--- START OF TASK INPUTS ---
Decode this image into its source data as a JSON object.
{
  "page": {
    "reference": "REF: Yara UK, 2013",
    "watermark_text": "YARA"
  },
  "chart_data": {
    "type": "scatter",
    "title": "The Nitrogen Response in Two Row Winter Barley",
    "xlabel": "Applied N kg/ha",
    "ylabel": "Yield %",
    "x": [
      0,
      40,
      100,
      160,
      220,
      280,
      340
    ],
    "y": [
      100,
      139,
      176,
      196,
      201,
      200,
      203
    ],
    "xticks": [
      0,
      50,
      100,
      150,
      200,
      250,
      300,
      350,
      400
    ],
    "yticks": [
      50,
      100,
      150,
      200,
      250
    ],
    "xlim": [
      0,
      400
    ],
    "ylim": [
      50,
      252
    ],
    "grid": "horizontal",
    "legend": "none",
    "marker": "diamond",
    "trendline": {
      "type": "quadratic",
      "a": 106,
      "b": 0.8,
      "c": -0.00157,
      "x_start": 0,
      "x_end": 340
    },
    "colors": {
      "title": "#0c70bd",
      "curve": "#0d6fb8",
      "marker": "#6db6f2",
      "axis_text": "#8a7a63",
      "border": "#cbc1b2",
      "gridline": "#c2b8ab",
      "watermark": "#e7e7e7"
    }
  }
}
--- END OF TASK INPUTS ---
- REQUIREMENTS
Word for word, quote all of the data above.

- RESULT OF THE EXERCISE
Decode this image into its source data as a JSON object.
{
  "page": {
    "reference": "REF: Yara UK, 2013",
    "watermark_text": "YARA"
  },
  "chart_data": {
    "type": "scatter",
    "title": "The Nitrogen Response in Two Row Winter Barley",
    "xlabel": "Applied N kg/ha",
    "ylabel": "Yield %",
    "x": [
      0,
      40,
      100,
      160,
      220,
      280,
      340
    ],
    "y": [
      100,
      139,
      176,
      196,
      201,
      200,
      203
    ],
    "xticks": [
      0,
      50,
      100,
      150,
      200,
      250,
      300,
      350,
      400
    ],
    "yticks": [
      50,
      100,
      150,
      200,
      250
    ],
    "xlim": [
      0,
      400
    ],
    "ylim": [
      50,
      252
    ],
    "grid": "horizontal",
    "legend": "none",
    "marker": "diamond",
    "trendline": {
      "type": "quadratic",
      "a": 106,
      "b": 0.8,
      "c": -0.00157,
      "x_start": 0,
      "x_end": 340
    },
    "colors": {
      "title": "#0c70bd",
      "curve": "#0d6fb8",
      "marker": "#6db6f2",
      "axis_text": "#8a7a63",
      "border": "#cbc1b2",
      "gridline": "#c2b8ab",
      "watermark": "#e7e7e7"
    }
  }
}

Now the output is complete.